Task goal
Below is a listing. Gather each line of it that contains "Mississippi".

· · · · ·

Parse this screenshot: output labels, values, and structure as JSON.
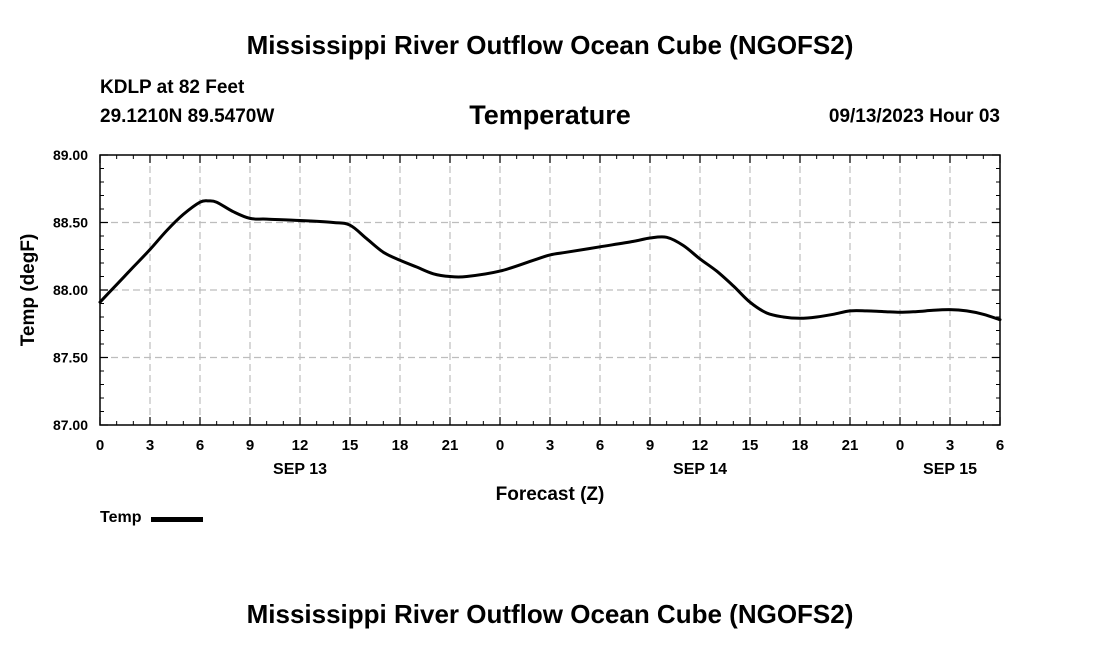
{
  "header": {
    "title": "Mississippi River Outflow Ocean Cube (NGOFS2)",
    "station": "KDLP at 82 Feet",
    "coords": "29.1210N  89.5470W",
    "variable": "Temperature",
    "datetime": "09/13/2023 Hour 03"
  },
  "footer": {
    "title": "Mississippi River Outflow Ocean Cube (NGOFS2)"
  },
  "legend": {
    "label": "Temp"
  },
  "chart_data": {
    "type": "line",
    "xlabel": "Forecast (Z)",
    "ylabel": "Temp (degF)",
    "xlim": [
      0,
      54
    ],
    "ylim": [
      87.0,
      89.0
    ],
    "grid": true,
    "legend_position": "bottom-left",
    "x_ticks": [
      0,
      3,
      6,
      9,
      12,
      15,
      18,
      21,
      24,
      27,
      30,
      33,
      36,
      39,
      42,
      45,
      48,
      51,
      54
    ],
    "x_tick_labels": [
      "0",
      "3",
      "6",
      "9",
      "12",
      "15",
      "18",
      "21",
      "0",
      "3",
      "6",
      "9",
      "12",
      "15",
      "18",
      "21",
      "0",
      "3",
      "6"
    ],
    "y_ticks": [
      87.0,
      87.5,
      88.0,
      88.5,
      89.0
    ],
    "y_tick_labels": [
      "87.00",
      "87.50",
      "88.00",
      "88.50",
      "89.00"
    ],
    "date_labels": [
      {
        "x": 12,
        "label": "SEP 13"
      },
      {
        "x": 36,
        "label": "SEP 14"
      },
      {
        "x": 51,
        "label": "SEP 15"
      }
    ],
    "series": [
      {
        "name": "Temp",
        "color": "#000000",
        "x": [
          0,
          1,
          2,
          3,
          4,
          5,
          6,
          6.5,
          7,
          8,
          9,
          10,
          12,
          14,
          15,
          16,
          17,
          18,
          19,
          20,
          21,
          22,
          24,
          26,
          27,
          28,
          30,
          32,
          33,
          34,
          35,
          36,
          37,
          38,
          39,
          40,
          41,
          42,
          43,
          44,
          45,
          46,
          47,
          48,
          49,
          50,
          51,
          52,
          53,
          54
        ],
        "values": [
          87.91,
          88.04,
          88.17,
          88.3,
          88.44,
          88.56,
          88.65,
          88.66,
          88.65,
          88.58,
          88.53,
          88.525,
          88.515,
          88.5,
          88.48,
          88.38,
          88.28,
          88.22,
          88.17,
          88.12,
          88.1,
          88.1,
          88.14,
          88.22,
          88.26,
          88.28,
          88.32,
          88.36,
          88.385,
          88.39,
          88.33,
          88.23,
          88.14,
          88.03,
          87.91,
          87.83,
          87.8,
          87.79,
          87.8,
          87.82,
          87.845,
          87.845,
          87.84,
          87.835,
          87.84,
          87.85,
          87.855,
          87.845,
          87.82,
          87.78
        ]
      }
    ]
  }
}
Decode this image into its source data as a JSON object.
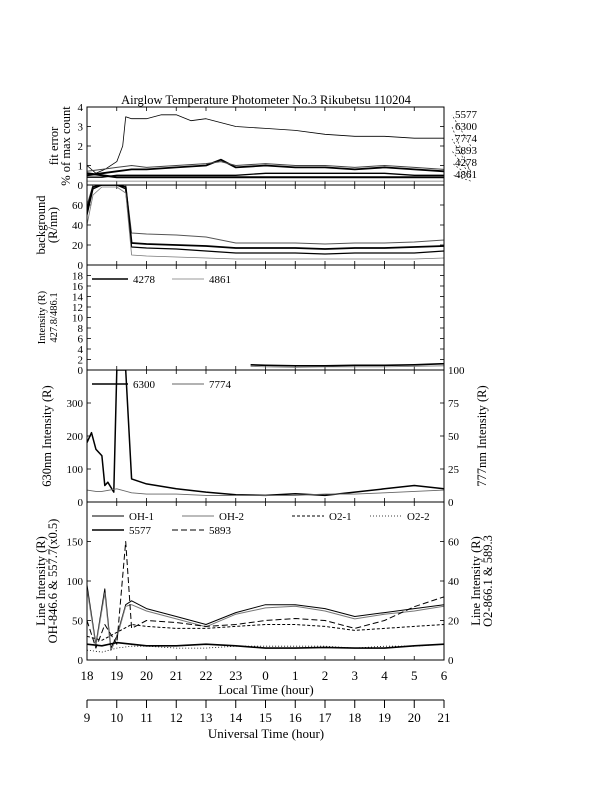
{
  "title": "Airglow Temperature Photometer No.3   Rikubetsu    110204",
  "x_axes": {
    "local_time": {
      "label": "Local Time (hour)",
      "ticks": [
        "18",
        "19",
        "20",
        "21",
        "22",
        "23",
        "0",
        "1",
        "2",
        "3",
        "4",
        "5",
        "6"
      ]
    },
    "universal_time": {
      "label": "Universal Time (hour)",
      "ticks": [
        "9",
        "10",
        "11",
        "12",
        "13",
        "14",
        "15",
        "16",
        "17",
        "18",
        "19",
        "20",
        "21"
      ]
    }
  },
  "chart_data": [
    {
      "type": "line",
      "panel": "fit-error",
      "ylabel": [
        "fit error",
        "% of max count"
      ],
      "ylim": [
        0,
        4
      ],
      "yticks": [
        "0",
        "1",
        "2",
        "3",
        "4"
      ],
      "x_unit": "hours after 18 LT",
      "series": [
        {
          "name": "5577",
          "x": [
            0,
            0.3,
            0.6,
            1.0,
            1.2,
            1.3,
            1.5,
            2.0,
            2.5,
            3.0,
            3.5,
            4.0,
            5.0,
            6.0,
            7.0,
            8.0,
            9.0,
            10.0,
            11.0,
            12.0,
            12.5,
            12.9
          ],
          "y": [
            1.0,
            0.6,
            0.8,
            1.2,
            2.0,
            3.5,
            3.4,
            3.4,
            3.6,
            3.6,
            3.3,
            3.4,
            3.0,
            2.9,
            2.8,
            2.6,
            2.5,
            2.5,
            2.4,
            2.4,
            2.1,
            2.0
          ]
        },
        {
          "name": "6300",
          "x": [
            0,
            0.5,
            1.0,
            1.5,
            2.0,
            3.0,
            4.0,
            4.5,
            5.0,
            6.0,
            7.0,
            8.0,
            9.0,
            10.0,
            11.0,
            12.0,
            12.9
          ],
          "y": [
            0.5,
            0.6,
            0.7,
            0.8,
            0.8,
            0.9,
            1.0,
            1.3,
            0.9,
            1.0,
            0.9,
            0.9,
            0.8,
            0.9,
            0.8,
            0.7,
            0.6
          ]
        },
        {
          "name": "7774",
          "x": [
            0,
            0.5,
            1.0,
            1.5,
            2.0,
            3.0,
            4.0,
            4.5,
            5.0,
            6.0,
            7.0,
            8.0,
            9.0,
            10.0,
            11.0,
            12.0,
            12.9
          ],
          "y": [
            0.7,
            0.8,
            0.9,
            1.0,
            0.9,
            1.0,
            1.1,
            1.2,
            1.0,
            1.1,
            1.0,
            1.0,
            0.9,
            1.0,
            0.9,
            0.8,
            0.7
          ]
        },
        {
          "name": "5893",
          "x": [
            0,
            0.5,
            1.0,
            1.5,
            2.0,
            3.0,
            4.0,
            5.0,
            6.0,
            7.0,
            8.0,
            9.0,
            10.0,
            11.0,
            12.0,
            12.9
          ],
          "y": [
            0.4,
            0.4,
            0.5,
            0.5,
            0.5,
            0.5,
            0.5,
            0.5,
            0.6,
            0.6,
            0.6,
            0.6,
            0.6,
            0.5,
            0.5,
            0.5
          ]
        },
        {
          "name": "4278",
          "x": [
            0,
            0.5,
            1.0,
            1.5,
            2.0,
            3.0,
            4.0,
            5.0,
            6.0,
            7.0,
            8.0,
            9.0,
            10.0,
            11.0,
            12.0,
            12.9
          ],
          "y": [
            0.6,
            0.5,
            0.4,
            0.4,
            0.4,
            0.4,
            0.4,
            0.4,
            0.4,
            0.4,
            0.4,
            0.4,
            0.4,
            0.4,
            0.4,
            0.4
          ]
        },
        {
          "name": "4861",
          "x": [
            0,
            0.5,
            1.0,
            1.5,
            2.0,
            3.0,
            4.0,
            5.0,
            6.0,
            7.0,
            8.0,
            9.0,
            10.0,
            11.0,
            12.0,
            12.9
          ],
          "y": [
            0.2,
            0.2,
            0.2,
            0.2,
            0.2,
            0.2,
            0.2,
            0.2,
            0.2,
            0.2,
            0.2,
            0.2,
            0.2,
            0.2,
            0.2,
            0.2
          ]
        }
      ]
    },
    {
      "type": "line",
      "panel": "background",
      "ylabel": [
        "background",
        "(R/nm)"
      ],
      "ylim": [
        0,
        80
      ],
      "yticks": [
        "0",
        "20",
        "40",
        "60"
      ],
      "series": [
        {
          "x": [
            0,
            0.2,
            0.5,
            1.0,
            1.3,
            1.5,
            2.0,
            3.0,
            4.0,
            5.0,
            6.0,
            7.0,
            8.0,
            9.0,
            10.0,
            11.0,
            12.0,
            12.9
          ],
          "y": [
            60,
            80,
            82,
            82,
            80,
            32,
            31,
            30,
            28,
            22,
            22,
            22,
            21,
            22,
            22,
            23,
            25,
            28
          ]
        },
        {
          "x": [
            0,
            0.2,
            0.5,
            1.0,
            1.3,
            1.5,
            2.0,
            3.0,
            4.0,
            5.0,
            6.0,
            7.0,
            8.0,
            9.0,
            10.0,
            11.0,
            12.0,
            12.9
          ],
          "y": [
            55,
            78,
            80,
            80,
            78,
            22,
            21,
            20,
            19,
            17,
            17,
            17,
            16,
            17,
            17,
            18,
            19,
            20
          ]
        },
        {
          "x": [
            0,
            0.2,
            0.5,
            1.0,
            1.3,
            1.5,
            2.0,
            3.0,
            4.0,
            5.0,
            6.0,
            7.0,
            8.0,
            9.0,
            10.0,
            11.0,
            12.0,
            12.9
          ],
          "y": [
            50,
            76,
            80,
            80,
            76,
            18,
            17,
            16,
            14,
            12,
            12,
            12,
            11,
            12,
            12,
            12,
            14,
            16
          ]
        },
        {
          "x": [
            0,
            0.2,
            0.5,
            1.0,
            1.3,
            1.5,
            2.0,
            3.0,
            4.0,
            5.0,
            6.0,
            7.0,
            8.0,
            9.0,
            10.0,
            11.0,
            12.0,
            12.9
          ],
          "y": [
            40,
            70,
            78,
            78,
            72,
            10,
            9,
            8,
            7,
            6,
            6,
            6,
            6,
            6,
            6,
            6,
            7,
            8
          ]
        }
      ]
    },
    {
      "type": "line",
      "panel": "intensity-427-486",
      "ylabel": [
        "Intensity (R)",
        "427.8/486.1"
      ],
      "ylim": [
        0,
        20
      ],
      "yticks": [
        "0",
        "2",
        "4",
        "6",
        "8",
        "10",
        "12",
        "14",
        "16",
        "18"
      ],
      "series": [
        {
          "name": "4278",
          "x": [
            5.5,
            6.0,
            7.0,
            8.0,
            9.0,
            10.0,
            11.0,
            12.0,
            12.9
          ],
          "y": [
            1.0,
            0.9,
            0.8,
            0.8,
            0.9,
            0.9,
            1.0,
            1.2,
            2.0
          ]
        },
        {
          "name": "4861",
          "x": [
            5.5,
            6.0,
            7.0,
            8.0,
            9.0,
            10.0,
            11.0,
            12.0,
            12.9
          ],
          "y": [
            0.7,
            0.6,
            0.5,
            0.6,
            0.6,
            0.6,
            0.7,
            0.8,
            1.0
          ]
        }
      ]
    },
    {
      "type": "line",
      "panel": "630-777",
      "ylabel": "630nm Intensity (R)",
      "y2label": "777nm Intensity (R)",
      "ylim": [
        0,
        400
      ],
      "yticks": [
        "0",
        "100",
        "200",
        "300"
      ],
      "y2lim": [
        0,
        100
      ],
      "y2ticks": [
        "0",
        "25",
        "50",
        "75",
        "100"
      ],
      "series": [
        {
          "name": "6300",
          "x": [
            0,
            0.15,
            0.3,
            0.5,
            0.6,
            0.7,
            0.9,
            1.0,
            1.3,
            1.5,
            2.0,
            3.0,
            4.0,
            5.0,
            6.0,
            7.0,
            8.0,
            9.0,
            10.0,
            11.0,
            12.0,
            12.9
          ],
          "y": [
            180,
            210,
            160,
            140,
            50,
            60,
            30,
            400,
            400,
            70,
            55,
            40,
            30,
            22,
            20,
            25,
            20,
            30,
            40,
            50,
            40,
            80
          ]
        },
        {
          "name": "7774",
          "x": [
            0,
            0.3,
            0.5,
            1.0,
            1.5,
            2.0,
            3.0,
            4.0,
            5.0,
            6.0,
            7.0,
            8.0,
            9.0,
            10.0,
            11.0,
            12.0,
            12.9
          ],
          "y": [
            9,
            8,
            8,
            10,
            7,
            6,
            6,
            5,
            5,
            5,
            5,
            6,
            6,
            7,
            8,
            9,
            10
          ]
        }
      ]
    },
    {
      "type": "line",
      "panel": "line-intensity",
      "ylabel": [
        "Line Intensity (R)",
        "OH-846.6 & 557.7(x0.5)"
      ],
      "y2label": [
        "Line Intensity (R)",
        "O2-866.1 & 589.3"
      ],
      "ylim": [
        0,
        200
      ],
      "yticks": [
        "0",
        "50",
        "100",
        "150"
      ],
      "y2lim": [
        0,
        80
      ],
      "y2ticks": [
        "0",
        "20",
        "40",
        "60"
      ],
      "series": [
        {
          "name": "OH-1",
          "x": [
            0,
            0.3,
            0.6,
            0.8,
            1.0,
            1.3,
            1.5,
            2.0,
            3.0,
            4.0,
            5.0,
            6.0,
            7.0,
            8.0,
            9.0,
            10.0,
            11.0,
            12.0,
            12.9
          ],
          "y": [
            95,
            20,
            90,
            15,
            30,
            70,
            75,
            65,
            55,
            45,
            60,
            70,
            70,
            65,
            55,
            60,
            65,
            70,
            70
          ]
        },
        {
          "name": "OH-2",
          "x": [
            0,
            0.3,
            0.6,
            0.8,
            1.0,
            1.3,
            1.5,
            2.0,
            3.0,
            4.0,
            5.0,
            6.0,
            7.0,
            8.0,
            9.0,
            10.0,
            11.0,
            12.0,
            12.9
          ],
          "y": [
            90,
            18,
            85,
            12,
            28,
            68,
            70,
            62,
            52,
            42,
            58,
            66,
            68,
            62,
            52,
            58,
            62,
            68,
            68
          ]
        },
        {
          "name": "O2-1",
          "x": [
            0,
            0.5,
            1.0,
            1.5,
            2.0,
            3.0,
            4.0,
            5.0,
            6.0,
            7.0,
            8.0,
            9.0,
            10.0,
            11.0,
            12.0,
            12.9
          ],
          "y": [
            12,
            10,
            14,
            18,
            17,
            16,
            16,
            17,
            18,
            18,
            17,
            15,
            16,
            17,
            18,
            19
          ]
        },
        {
          "name": "O2-2",
          "x": [
            0,
            0.5,
            1.0,
            1.5,
            2.0,
            3.0,
            4.0,
            5.0,
            6.0,
            7.0,
            8.0,
            9.0,
            10.0,
            11.0,
            12.0,
            12.9
          ],
          "y": [
            5,
            4,
            6,
            7,
            7,
            6,
            6,
            7,
            7,
            7,
            7,
            6,
            7,
            7,
            8,
            8
          ]
        },
        {
          "name": "5577",
          "x": [
            0,
            0.5,
            1.0,
            1.5,
            2.0,
            3.0,
            4.0,
            5.0,
            6.0,
            7.0,
            8.0,
            9.0,
            10.0,
            11.0,
            12.0,
            12.9
          ],
          "y": [
            20,
            18,
            22,
            20,
            18,
            18,
            20,
            18,
            15,
            15,
            16,
            15,
            15,
            18,
            20,
            20
          ]
        },
        {
          "name": "5893",
          "x": [
            0,
            0.3,
            0.6,
            1.0,
            1.3,
            1.5,
            2.0,
            3.0,
            4.0,
            5.0,
            6.0,
            7.0,
            8.0,
            9.0,
            10.0,
            11.0,
            12.0,
            12.9
          ],
          "y": [
            20,
            6,
            18,
            8,
            60,
            16,
            20,
            19,
            17,
            18,
            20,
            21,
            20,
            16,
            20,
            27,
            32,
            40
          ]
        }
      ]
    }
  ]
}
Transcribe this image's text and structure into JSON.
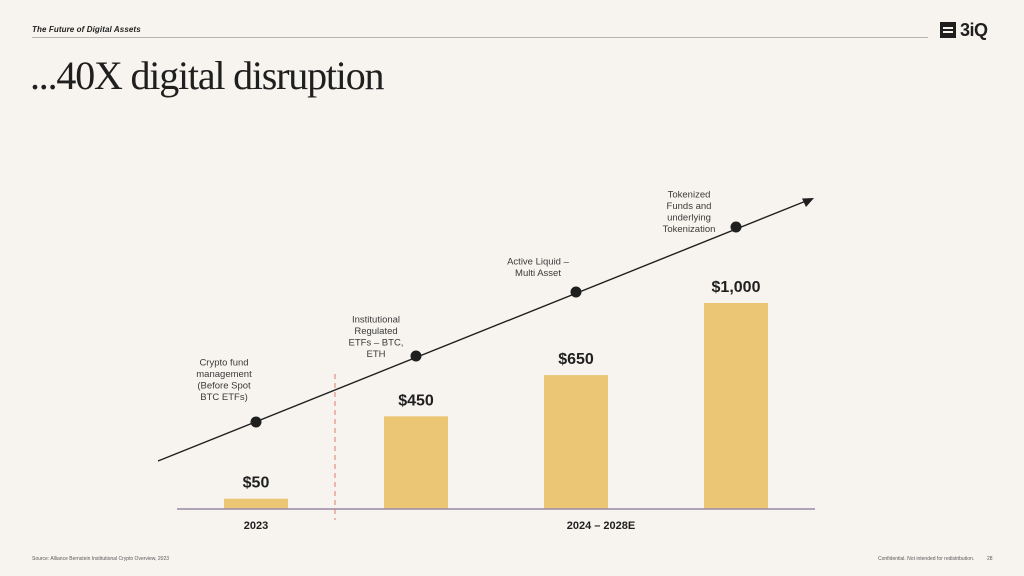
{
  "header": {
    "section_label": "The Future of Digital Assets",
    "logo_text": "3iQ",
    "logo_icon": "3iq-logo-icon"
  },
  "title": "...40X digital disruption",
  "colors": {
    "bar": "#ebc775",
    "axis": "#9a8aa6",
    "arrow": "#1f1f1f",
    "divider": "#e07a6a",
    "background": "#f7f4ef"
  },
  "chart_data": {
    "type": "bar",
    "categories": [
      "2023",
      "2024 – 2028E",
      "2024 – 2028E",
      "2024 – 2028E"
    ],
    "group_labels": [
      "2023",
      "2024 – 2028E"
    ],
    "values": [
      50,
      450,
      650,
      1000
    ],
    "value_labels": [
      "$50",
      "$450",
      "$650",
      "$1,000"
    ],
    "ylim": [
      0,
      1000
    ],
    "grid": false,
    "legend": "none",
    "milestones": [
      {
        "label_lines": [
          "Crypto fund",
          "management",
          "(Before Spot",
          "BTC ETFs)"
        ]
      },
      {
        "label_lines": [
          "Institutional",
          "Regulated",
          "ETFs – BTC,",
          "ETH"
        ]
      },
      {
        "label_lines": [
          "Active Liquid –",
          "Multi Asset"
        ]
      },
      {
        "label_lines": [
          "Tokenized",
          "Funds and",
          "underlying",
          "Tokenization"
        ]
      }
    ]
  },
  "footer": {
    "source": "Source: Alliance Bernstein Institutional Crypto Overview, 2023",
    "confidential": "Confidential. Not intended for redistribution.",
    "page_number": "28"
  }
}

· · · · ·

Complete output
    "title": "Mississippi River Outflow Ocean Cube (NGOFS2)",
    "title": "Mississippi River Outflow Ocean Cube (NGOFS2)"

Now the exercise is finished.